Start of DATA FOR THIS EXERCISE

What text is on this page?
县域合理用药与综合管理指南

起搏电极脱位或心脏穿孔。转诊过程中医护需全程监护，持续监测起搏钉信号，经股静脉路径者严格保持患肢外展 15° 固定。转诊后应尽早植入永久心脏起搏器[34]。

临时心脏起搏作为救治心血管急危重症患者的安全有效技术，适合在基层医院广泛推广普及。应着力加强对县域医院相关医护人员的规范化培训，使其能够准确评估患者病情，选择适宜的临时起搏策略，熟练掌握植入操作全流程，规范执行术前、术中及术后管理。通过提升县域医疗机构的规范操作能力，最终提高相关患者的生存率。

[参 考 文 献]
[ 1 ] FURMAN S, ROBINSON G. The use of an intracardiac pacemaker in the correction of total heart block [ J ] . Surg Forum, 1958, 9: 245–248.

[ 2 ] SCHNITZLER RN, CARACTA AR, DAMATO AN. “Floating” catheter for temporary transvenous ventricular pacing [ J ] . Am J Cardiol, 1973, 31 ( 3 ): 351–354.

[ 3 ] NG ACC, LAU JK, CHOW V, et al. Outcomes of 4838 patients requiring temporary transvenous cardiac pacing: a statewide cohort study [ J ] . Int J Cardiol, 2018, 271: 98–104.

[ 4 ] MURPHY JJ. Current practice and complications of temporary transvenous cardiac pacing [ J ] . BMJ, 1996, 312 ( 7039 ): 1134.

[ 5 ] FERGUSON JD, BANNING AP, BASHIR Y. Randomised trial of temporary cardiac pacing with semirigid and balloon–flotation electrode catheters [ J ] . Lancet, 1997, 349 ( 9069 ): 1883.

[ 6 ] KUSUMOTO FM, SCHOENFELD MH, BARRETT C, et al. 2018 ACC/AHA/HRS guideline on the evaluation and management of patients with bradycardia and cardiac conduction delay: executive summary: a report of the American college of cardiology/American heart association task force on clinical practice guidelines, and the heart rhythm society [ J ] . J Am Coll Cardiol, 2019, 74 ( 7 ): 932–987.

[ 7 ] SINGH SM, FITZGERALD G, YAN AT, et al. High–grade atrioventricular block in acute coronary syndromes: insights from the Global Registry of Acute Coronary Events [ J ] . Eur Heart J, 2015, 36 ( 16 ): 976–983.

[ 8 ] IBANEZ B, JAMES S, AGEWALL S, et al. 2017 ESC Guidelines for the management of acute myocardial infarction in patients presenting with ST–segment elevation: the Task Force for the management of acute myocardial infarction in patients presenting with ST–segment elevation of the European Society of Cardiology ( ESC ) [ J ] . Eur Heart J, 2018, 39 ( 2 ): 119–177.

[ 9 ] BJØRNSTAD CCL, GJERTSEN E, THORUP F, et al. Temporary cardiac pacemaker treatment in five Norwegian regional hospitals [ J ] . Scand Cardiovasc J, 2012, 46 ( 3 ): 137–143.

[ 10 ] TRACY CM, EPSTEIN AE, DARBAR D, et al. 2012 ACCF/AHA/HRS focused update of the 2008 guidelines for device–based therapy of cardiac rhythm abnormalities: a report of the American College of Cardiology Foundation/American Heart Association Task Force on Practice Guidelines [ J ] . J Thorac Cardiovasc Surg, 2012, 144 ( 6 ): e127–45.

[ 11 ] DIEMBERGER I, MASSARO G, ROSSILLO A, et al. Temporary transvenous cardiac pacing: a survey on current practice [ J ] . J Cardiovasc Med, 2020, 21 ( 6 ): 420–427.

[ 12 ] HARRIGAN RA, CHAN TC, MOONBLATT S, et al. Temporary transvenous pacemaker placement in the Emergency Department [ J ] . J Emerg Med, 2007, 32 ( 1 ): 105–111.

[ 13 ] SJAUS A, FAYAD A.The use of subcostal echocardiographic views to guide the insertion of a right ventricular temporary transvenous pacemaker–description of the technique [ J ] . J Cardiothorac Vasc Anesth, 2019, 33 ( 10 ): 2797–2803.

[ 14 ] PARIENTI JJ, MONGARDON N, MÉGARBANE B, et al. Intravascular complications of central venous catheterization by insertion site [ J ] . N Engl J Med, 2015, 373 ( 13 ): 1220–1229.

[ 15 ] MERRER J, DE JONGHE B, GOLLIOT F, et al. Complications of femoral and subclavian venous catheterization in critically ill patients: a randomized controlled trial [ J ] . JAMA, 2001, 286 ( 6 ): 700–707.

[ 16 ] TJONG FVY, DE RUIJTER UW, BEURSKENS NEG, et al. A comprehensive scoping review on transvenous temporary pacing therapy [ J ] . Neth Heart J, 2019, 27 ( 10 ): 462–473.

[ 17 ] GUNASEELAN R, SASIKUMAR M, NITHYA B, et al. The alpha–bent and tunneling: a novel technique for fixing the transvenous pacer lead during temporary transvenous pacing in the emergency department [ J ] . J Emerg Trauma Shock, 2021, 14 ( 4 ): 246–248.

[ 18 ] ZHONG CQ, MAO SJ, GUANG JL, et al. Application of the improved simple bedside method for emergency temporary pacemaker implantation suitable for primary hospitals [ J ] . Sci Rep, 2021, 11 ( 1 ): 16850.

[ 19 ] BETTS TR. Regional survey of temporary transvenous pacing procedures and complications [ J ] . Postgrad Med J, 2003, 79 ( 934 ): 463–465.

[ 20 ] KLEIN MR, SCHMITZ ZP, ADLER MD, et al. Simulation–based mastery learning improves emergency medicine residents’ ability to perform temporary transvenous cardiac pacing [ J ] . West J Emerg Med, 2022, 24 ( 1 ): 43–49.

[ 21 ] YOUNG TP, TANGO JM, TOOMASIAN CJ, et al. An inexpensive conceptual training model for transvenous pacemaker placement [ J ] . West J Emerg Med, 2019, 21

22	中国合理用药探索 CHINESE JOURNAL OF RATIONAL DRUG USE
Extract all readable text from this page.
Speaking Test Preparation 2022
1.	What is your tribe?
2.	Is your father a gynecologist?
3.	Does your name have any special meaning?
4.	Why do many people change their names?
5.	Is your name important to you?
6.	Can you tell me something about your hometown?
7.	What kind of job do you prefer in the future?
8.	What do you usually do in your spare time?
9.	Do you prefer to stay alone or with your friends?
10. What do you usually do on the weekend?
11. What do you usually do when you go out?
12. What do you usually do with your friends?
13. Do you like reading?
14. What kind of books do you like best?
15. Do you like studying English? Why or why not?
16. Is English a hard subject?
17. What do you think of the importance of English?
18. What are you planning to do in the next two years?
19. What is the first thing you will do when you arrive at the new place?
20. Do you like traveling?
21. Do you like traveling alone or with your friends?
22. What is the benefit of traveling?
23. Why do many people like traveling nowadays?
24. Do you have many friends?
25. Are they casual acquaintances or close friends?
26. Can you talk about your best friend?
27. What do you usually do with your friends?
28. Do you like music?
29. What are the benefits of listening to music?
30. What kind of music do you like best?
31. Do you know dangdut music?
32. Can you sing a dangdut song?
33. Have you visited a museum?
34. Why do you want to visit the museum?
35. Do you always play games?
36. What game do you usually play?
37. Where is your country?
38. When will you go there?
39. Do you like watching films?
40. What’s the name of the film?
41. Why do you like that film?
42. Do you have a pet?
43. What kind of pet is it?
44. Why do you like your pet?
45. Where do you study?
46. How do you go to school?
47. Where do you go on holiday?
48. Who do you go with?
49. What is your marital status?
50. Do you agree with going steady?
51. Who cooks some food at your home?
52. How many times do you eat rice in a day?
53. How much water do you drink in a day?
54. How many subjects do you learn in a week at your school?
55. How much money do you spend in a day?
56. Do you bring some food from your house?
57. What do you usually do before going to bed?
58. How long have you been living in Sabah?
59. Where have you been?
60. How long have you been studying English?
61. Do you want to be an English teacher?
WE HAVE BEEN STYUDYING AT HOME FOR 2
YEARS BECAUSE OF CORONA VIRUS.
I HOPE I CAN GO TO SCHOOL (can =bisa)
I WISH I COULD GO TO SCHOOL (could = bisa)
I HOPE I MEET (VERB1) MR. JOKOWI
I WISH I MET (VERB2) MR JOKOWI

End of DATA FOR THIS EXERCISE

- [REQUIRED ACTION]: Scan the records above for the word "based". Copy each line that has it.

- [ANSWER SECTION]:
[ 10 ] TRACY CM, EPSTEIN AE, DARBAR D, et al. 2012 ACCF/AHA/HRS focused update of the 2008 guidelines for device–based therapy of cardiac rhythm abnormalities: a report of the American College of Cardiology Foundation/American Heart Association Task Force on Practice Guidelines [ J ] . J Thorac Cardiovasc Surg, 2012, 144 ( 6 ): e127–45.
[ 20 ] KLEIN MR, SCHMITZ ZP, ADLER MD, et al. Simulation–based mastery learning improves emergency medicine residents’ ability to perform temporary transvenous cardiac pacing [ J ] . West J Emerg Med, 2022, 24 ( 1 ): 43–49.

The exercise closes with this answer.